Do this =>
Reproduce all the lines exactly as they stand, apart from the pictures.

Items listed in a dataset:

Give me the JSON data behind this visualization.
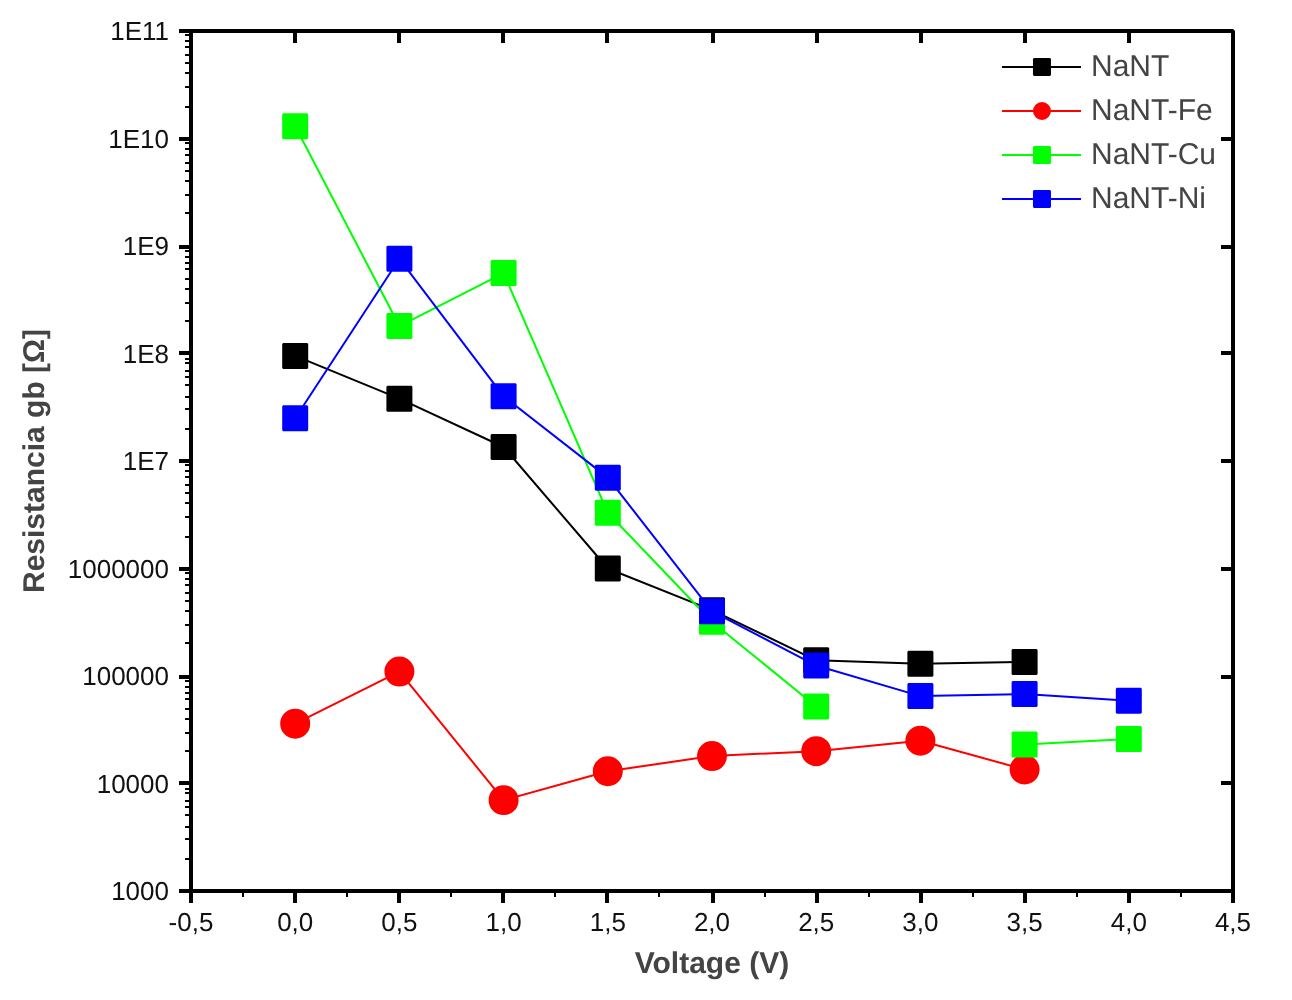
{
  "chart_data": {
    "type": "line",
    "xlabel": "Voltage (V)",
    "ylabel": "Resistancia gb [Ω]",
    "xlim": [
      -0.5,
      4.5
    ],
    "ylim": [
      1000,
      100000000000
    ],
    "log": "y",
    "grid": false,
    "legend": "top right",
    "xticks": [
      {
        "value": -0.5,
        "label": "-0,5"
      },
      {
        "value": 0,
        "label": "0,0"
      },
      {
        "value": 0.5,
        "label": "0,5"
      },
      {
        "value": 1,
        "label": "1,0"
      },
      {
        "value": 1.5,
        "label": "1,5"
      },
      {
        "value": 2,
        "label": "2,0"
      },
      {
        "value": 2.5,
        "label": "2,5"
      },
      {
        "value": 3,
        "label": "3,0"
      },
      {
        "value": 3.5,
        "label": "3,5"
      },
      {
        "value": 4,
        "label": "4,0"
      },
      {
        "value": 4.5,
        "label": "4,5"
      }
    ],
    "yticks": [
      1000,
      10000,
      100000,
      1000000,
      {
        "value": 10000000,
        "label": "1E7"
      },
      {
        "value": 100000000,
        "label": "1E8"
      },
      {
        "value": 1000000000,
        "label": "1E9"
      },
      {
        "value": 10000000000,
        "label": "1E10"
      },
      {
        "value": 100000000000,
        "label": "1E11"
      }
    ],
    "x": [
      0,
      0.5,
      1,
      1.5,
      2,
      2.5,
      3,
      3.5,
      4
    ],
    "series": [
      {
        "name": "NaNT",
        "color": "#000000",
        "marker": "square",
        "values": [
          95000000,
          38000000,
          13500000,
          1000000,
          410000,
          140000,
          130000,
          135000,
          null
        ]
      },
      {
        "name": "NaNT-Fe",
        "color": "#ff0000",
        "marker": "circle",
        "values": [
          36000,
          110000,
          7000,
          13000,
          18000,
          20000,
          25000,
          13500,
          null
        ]
      },
      {
        "name": "NaNT-Cu",
        "color": "#00ff00",
        "marker": "square",
        "values": [
          13000000000,
          180000000,
          560000000,
          3300000,
          320000,
          52000,
          null,
          23000,
          26000
        ]
      },
      {
        "name": "NaNT-Ni",
        "color": "#0000ff",
        "marker": "square",
        "values": [
          25000000,
          760000000,
          40000000,
          7000000,
          400000,
          125000,
          65000,
          68000,
          59000
        ]
      }
    ]
  }
}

The completed task =>
Give me the JSON data behind this visualization.
{
  "chart_data": {
    "type": "line",
    "xlabel": "Voltage (V)",
    "ylabel": "Resistancia gb [Ω]",
    "xlim": [
      -0.5,
      4.5
    ],
    "ylim": [
      1000,
      100000000000
    ],
    "log": "y",
    "grid": false,
    "legend": "top right",
    "xticks": [
      {
        "value": -0.5,
        "label": "-0,5"
      },
      {
        "value": 0,
        "label": "0,0"
      },
      {
        "value": 0.5,
        "label": "0,5"
      },
      {
        "value": 1,
        "label": "1,0"
      },
      {
        "value": 1.5,
        "label": "1,5"
      },
      {
        "value": 2,
        "label": "2,0"
      },
      {
        "value": 2.5,
        "label": "2,5"
      },
      {
        "value": 3,
        "label": "3,0"
      },
      {
        "value": 3.5,
        "label": "3,5"
      },
      {
        "value": 4,
        "label": "4,0"
      },
      {
        "value": 4.5,
        "label": "4,5"
      }
    ],
    "yticks": [
      1000,
      10000,
      100000,
      1000000,
      {
        "value": 10000000,
        "label": "1E7"
      },
      {
        "value": 100000000,
        "label": "1E8"
      },
      {
        "value": 1000000000,
        "label": "1E9"
      },
      {
        "value": 10000000000,
        "label": "1E10"
      },
      {
        "value": 100000000000,
        "label": "1E11"
      }
    ],
    "x": [
      0,
      0.5,
      1,
      1.5,
      2,
      2.5,
      3,
      3.5,
      4
    ],
    "series": [
      {
        "name": "NaNT",
        "color": "#000000",
        "marker": "square",
        "values": [
          95000000,
          38000000,
          13500000,
          1000000,
          410000,
          140000,
          130000,
          135000,
          null
        ]
      },
      {
        "name": "NaNT-Fe",
        "color": "#ff0000",
        "marker": "circle",
        "values": [
          36000,
          110000,
          7000,
          13000,
          18000,
          20000,
          25000,
          13500,
          null
        ]
      },
      {
        "name": "NaNT-Cu",
        "color": "#00ff00",
        "marker": "square",
        "values": [
          13000000000,
          180000000,
          560000000,
          3300000,
          320000,
          52000,
          null,
          23000,
          26000
        ]
      },
      {
        "name": "NaNT-Ni",
        "color": "#0000ff",
        "marker": "square",
        "values": [
          25000000,
          760000000,
          40000000,
          7000000,
          400000,
          125000,
          65000,
          68000,
          59000
        ]
      }
    ]
  }
}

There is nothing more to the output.